• **EXERCISE BRIEF**
Find the word "data" in the material below and gather every line that contains it.

╭─ PROVIDED MATERIAL

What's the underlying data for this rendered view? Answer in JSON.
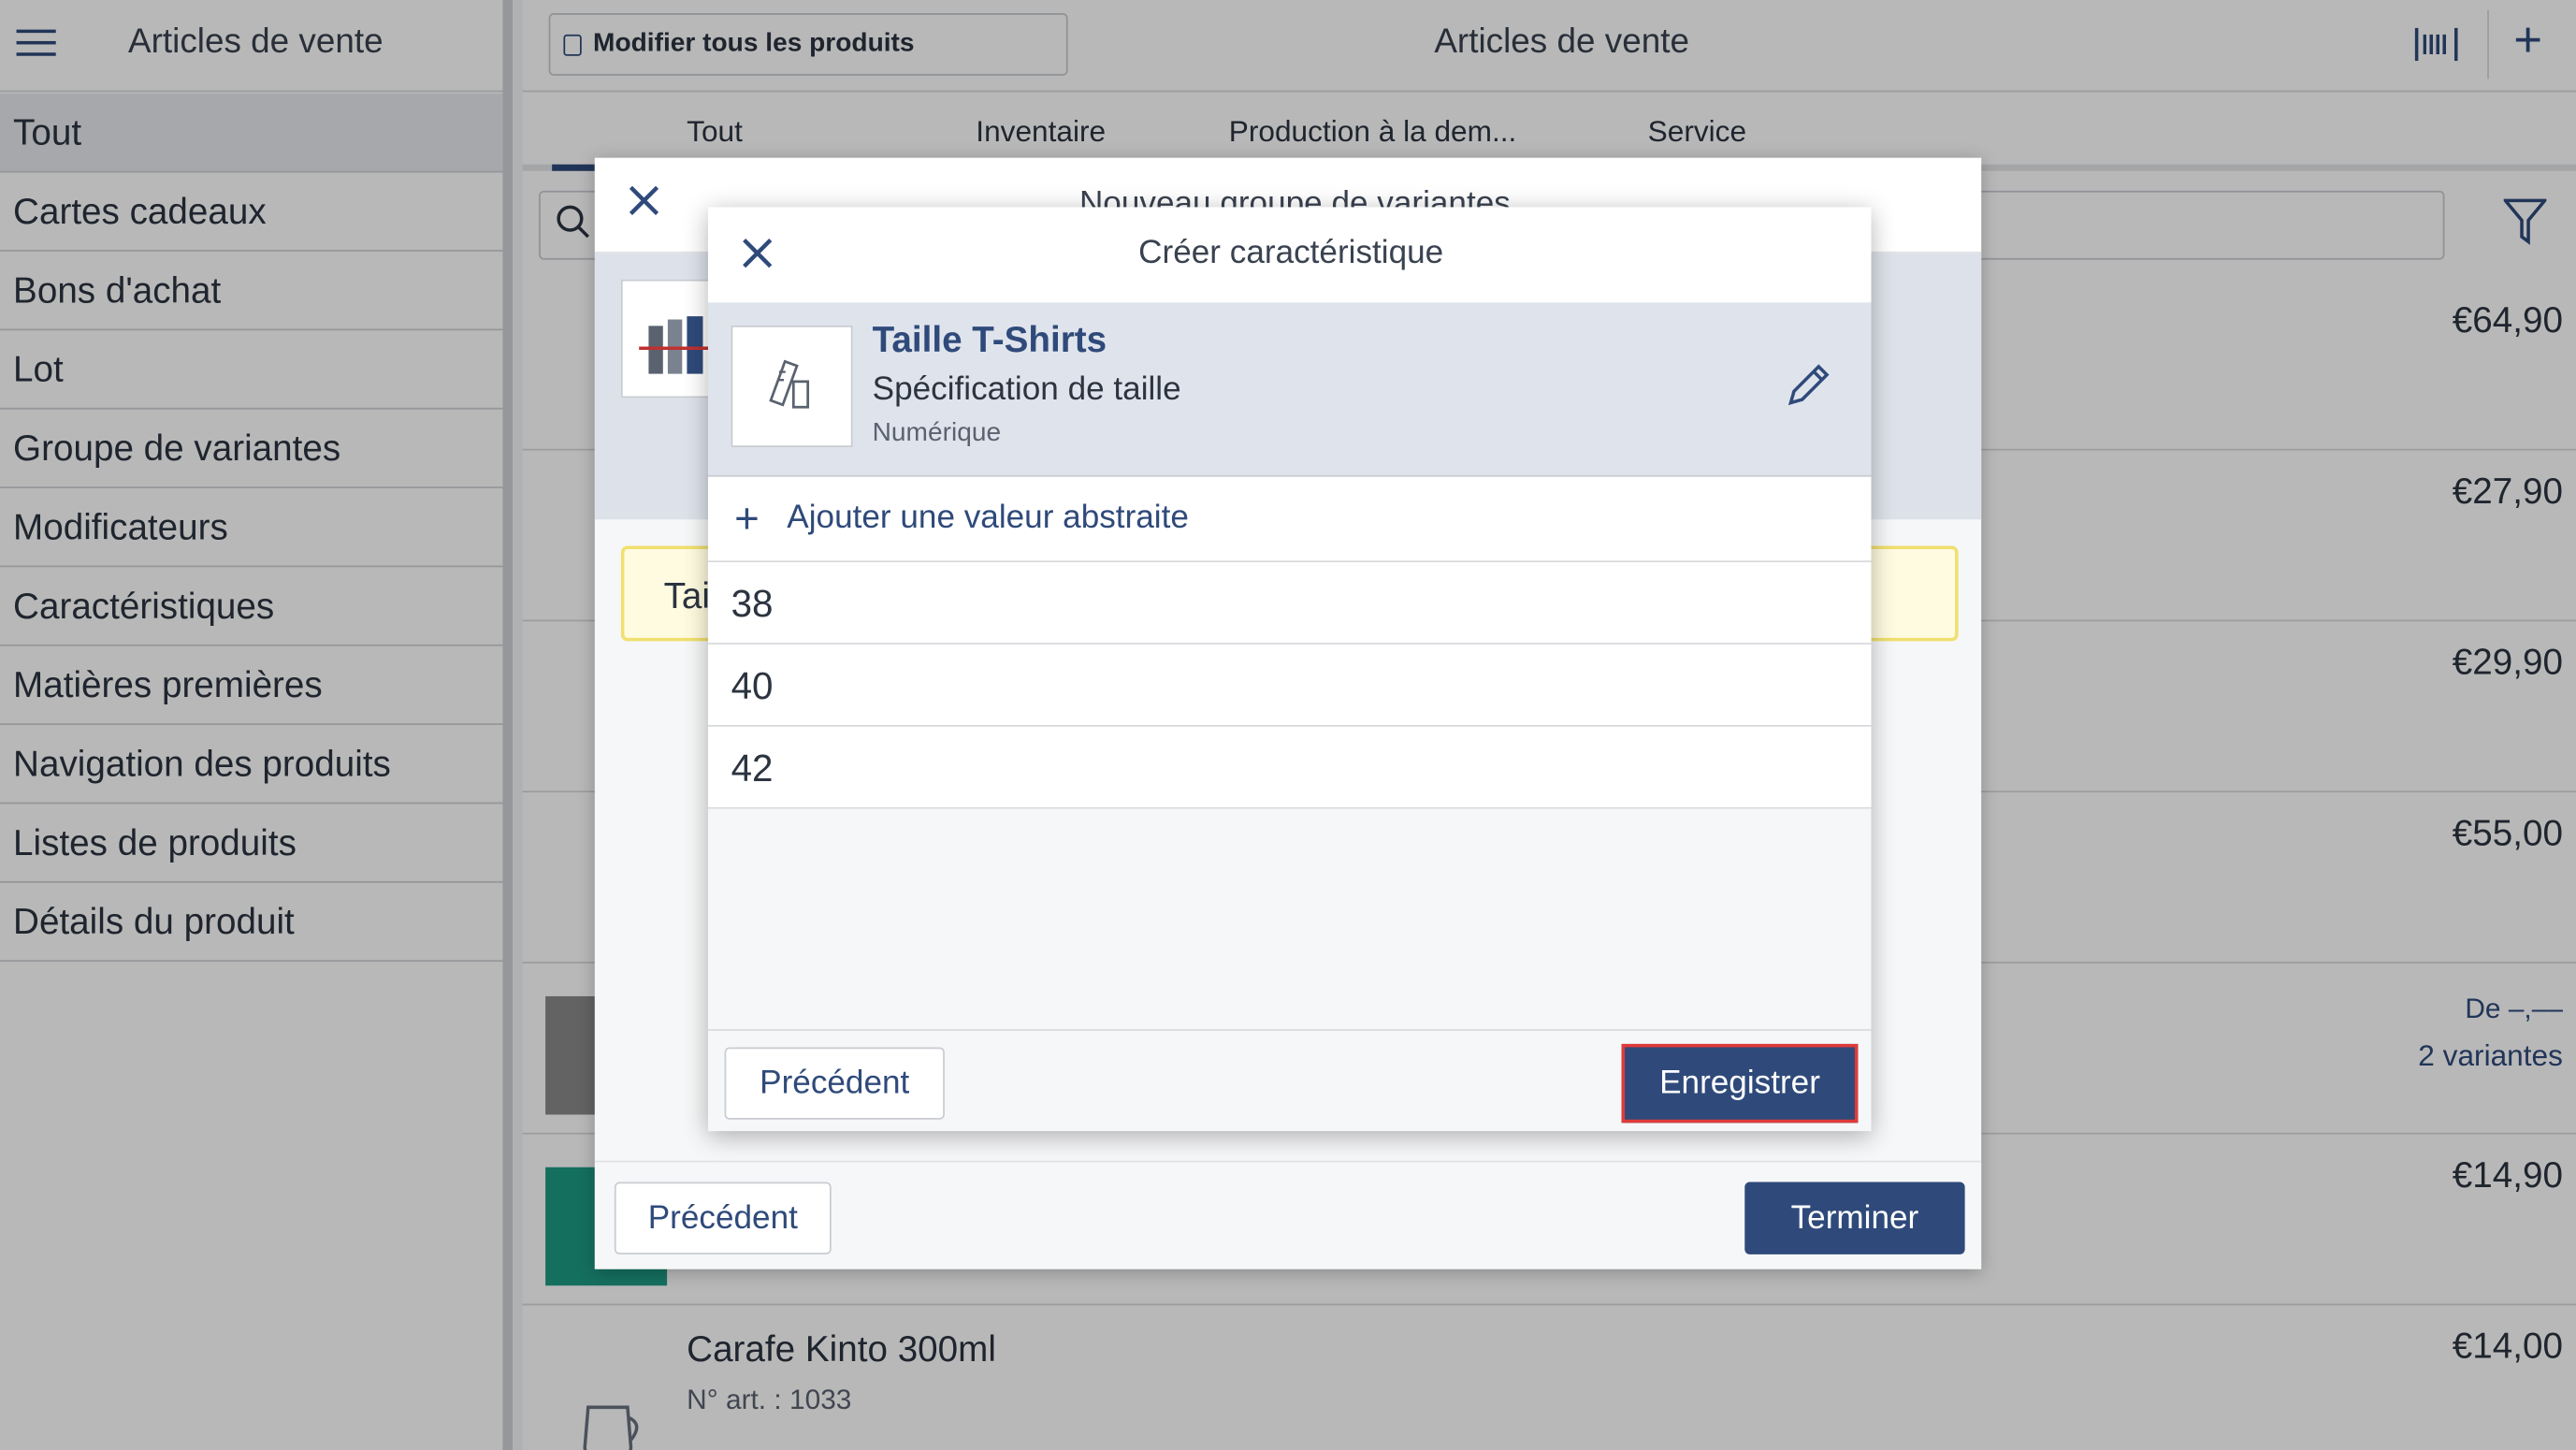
{
  "sidebar": {
    "title": "Articles de vente",
    "items": [
      {
        "label": "Tout"
      },
      {
        "label": "Cartes cadeaux"
      },
      {
        "label": "Bons d'achat"
      },
      {
        "label": "Lot"
      },
      {
        "label": "Groupe de variantes"
      },
      {
        "label": "Modificateurs"
      },
      {
        "label": "Caractéristiques"
      },
      {
        "label": "Matières premières"
      },
      {
        "label": "Navigation des produits"
      },
      {
        "label": "Listes de produits"
      },
      {
        "label": "Détails du produit"
      }
    ]
  },
  "header": {
    "modify_all": "Modifier tous les produits",
    "title": "Articles de vente"
  },
  "tabs": [
    {
      "label": "Tout"
    },
    {
      "label": "Inventaire"
    },
    {
      "label": "Production à la dem..."
    },
    {
      "label": "Service"
    }
  ],
  "products": [
    {
      "price": "€64,90"
    },
    {
      "price": "€27,90"
    },
    {
      "price": "€29,90"
    },
    {
      "price": "€55,00"
    },
    {
      "price_from": "De –,––",
      "variants": "2 variantes"
    },
    {
      "price": "€14,90"
    },
    {
      "name": "Carafe Kinto 300ml",
      "art": "N° art. : 1033",
      "price": "€14,00"
    }
  ],
  "back_modal": {
    "title": "Nouveau groupe de variantes",
    "yellow_text": "Tai",
    "prev": "Précédent",
    "finish": "Terminer"
  },
  "front_modal": {
    "title": "Créer caractéristique",
    "card": {
      "name": "Taille T-Shirts",
      "subtitle": "Spécification de taille",
      "type": "Numérique"
    },
    "add_value": "Ajouter une valeur abstraite",
    "values": [
      "38",
      "40",
      "42"
    ],
    "prev": "Précédent",
    "save": "Enregistrer"
  },
  "colors": {
    "accent": "#2f4a7a",
    "highlight_border": "#e03a3a",
    "warning_bg": "#fffbe0"
  }
}
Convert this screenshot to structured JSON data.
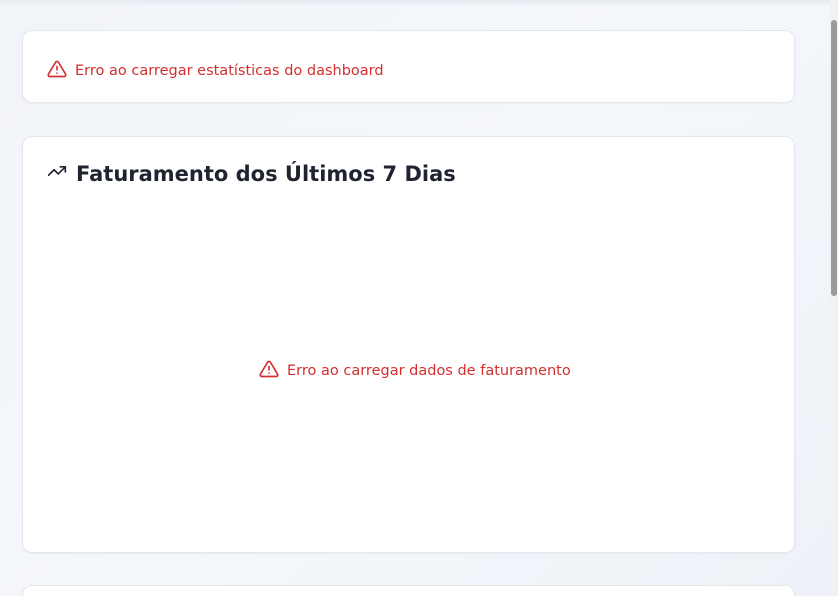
{
  "stats_error": {
    "icon": "alert-triangle-icon",
    "message": "Erro ao carregar estatísticas do dashboard",
    "color": "#d32f2f"
  },
  "revenue_card": {
    "icon": "trending-up-icon",
    "title": "Faturamento dos Últimos 7 Dias",
    "error_icon": "alert-triangle-icon",
    "error_message": "Erro ao carregar dados de faturamento"
  }
}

╰─

• **SOLUTION BELOW**
What's the underlying data for this rendered view? Answer in JSON.
Convert this screenshot to structured JSON data.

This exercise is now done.